TO DO
Each entry that follows must be output without any deviation.

DATA RECORDS

⁂

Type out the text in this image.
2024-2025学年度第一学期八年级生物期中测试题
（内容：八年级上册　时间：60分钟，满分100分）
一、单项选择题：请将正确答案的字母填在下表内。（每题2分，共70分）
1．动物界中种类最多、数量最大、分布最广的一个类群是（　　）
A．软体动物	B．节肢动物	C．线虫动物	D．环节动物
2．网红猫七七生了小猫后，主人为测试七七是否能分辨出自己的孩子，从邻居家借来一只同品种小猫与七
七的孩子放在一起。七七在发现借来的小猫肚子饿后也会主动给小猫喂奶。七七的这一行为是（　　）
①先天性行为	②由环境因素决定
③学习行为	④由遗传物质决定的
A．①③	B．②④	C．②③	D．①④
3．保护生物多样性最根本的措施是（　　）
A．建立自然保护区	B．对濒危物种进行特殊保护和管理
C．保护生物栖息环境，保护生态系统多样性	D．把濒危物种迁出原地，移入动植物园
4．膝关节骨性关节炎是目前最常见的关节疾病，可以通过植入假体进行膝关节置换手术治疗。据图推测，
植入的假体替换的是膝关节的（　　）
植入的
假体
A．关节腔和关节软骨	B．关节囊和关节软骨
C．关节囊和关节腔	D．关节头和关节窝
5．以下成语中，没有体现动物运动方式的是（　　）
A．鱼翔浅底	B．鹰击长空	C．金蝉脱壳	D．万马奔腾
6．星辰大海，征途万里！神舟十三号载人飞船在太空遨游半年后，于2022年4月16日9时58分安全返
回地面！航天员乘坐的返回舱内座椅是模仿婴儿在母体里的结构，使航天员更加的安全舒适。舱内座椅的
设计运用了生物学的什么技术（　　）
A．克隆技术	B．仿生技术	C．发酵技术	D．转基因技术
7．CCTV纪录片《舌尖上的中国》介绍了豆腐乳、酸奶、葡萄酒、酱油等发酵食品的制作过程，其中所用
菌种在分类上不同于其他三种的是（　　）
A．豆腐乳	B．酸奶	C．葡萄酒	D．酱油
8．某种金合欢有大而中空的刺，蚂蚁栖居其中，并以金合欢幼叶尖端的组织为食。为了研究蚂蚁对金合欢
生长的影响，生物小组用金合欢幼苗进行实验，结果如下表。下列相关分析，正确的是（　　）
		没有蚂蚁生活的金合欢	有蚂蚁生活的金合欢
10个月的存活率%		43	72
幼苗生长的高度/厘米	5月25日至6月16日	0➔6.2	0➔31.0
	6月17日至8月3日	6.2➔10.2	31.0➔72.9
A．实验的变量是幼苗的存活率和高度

⁂

RESULT OF THIS EXERCISE
Type out the text in this image.
2024-2025学年度第一学期八年级生物期中测试题
（内容：八年级上册　时间：60分钟，满分100分）
一、单项选择题：请将正确答案的字母填在下表内。（每题2分，共70分）
1．动物界中种类最多、数量最大、分布最广的一个类群是（　　）
A．软体动物	B．节肢动物	C．线虫动物	D．环节动物
2．网红猫七七生了小猫后，主人为测试七七是否能分辨出自己的孩子，从邻居家借来一只同品种小猫与七
七的孩子放在一起。七七在发现借来的小猫肚子饿后也会主动给小猫喂奶。七七的这一行为是（　　）
①先天性行为	②由环境因素决定
③学习行为	④由遗传物质决定的
A．①③	B．②④	C．②③	D．①④
3．保护生物多样性最根本的措施是（　　）
A．建立自然保护区	B．对濒危物种进行特殊保护和管理
C．保护生物栖息环境，保护生态系统多样性	D．把濒危物种迁出原地，移入动植物园
4．膝关节骨性关节炎是目前最常见的关节疾病，可以通过植入假体进行膝关节置换手术治疗。据图推测，
植入的假体替换的是膝关节的（　　）
植入的
假体
A．关节腔和关节软骨	B．关节囊和关节软骨
C．关节囊和关节腔	D．关节头和关节窝
5．以下成语中，没有体现动物运动方式的是（　　）
A．鱼翔浅底	B．鹰击长空	C．金蝉脱壳	D．万马奔腾
6．星辰大海，征途万里！神舟十三号载人飞船在太空遨游半年后，于2022年4月16日9时58分安全返
回地面！航天员乘坐的返回舱内座椅是模仿婴儿在母体里的结构，使航天员更加的安全舒适。舱内座椅的
设计运用了生物学的什么技术（　　）
A．克隆技术	B．仿生技术	C．发酵技术	D．转基因技术
7．CCTV纪录片《舌尖上的中国》介绍了豆腐乳、酸奶、葡萄酒、酱油等发酵食品的制作过程，其中所用
菌种在分类上不同于其他三种的是（　　）
A．豆腐乳	B．酸奶	C．葡萄酒	D．酱油
8．某种金合欢有大而中空的刺，蚂蚁栖居其中，并以金合欢幼叶尖端的组织为食。为了研究蚂蚁对金合欢
生长的影响，生物小组用金合欢幼苗进行实验，结果如下表。下列相关分析，正确的是（　　）
		没有蚂蚁生活的金合欢	有蚂蚁生活的金合欢
10个月的存活率%		43	72
幼苗生长的高度/厘米	5月25日至6月16日	0➔6.2	0➔31.0
	6月17日至8月3日	6.2➔10.2	31.0➔72.9
A．实验的变量是幼苗的存活率和高度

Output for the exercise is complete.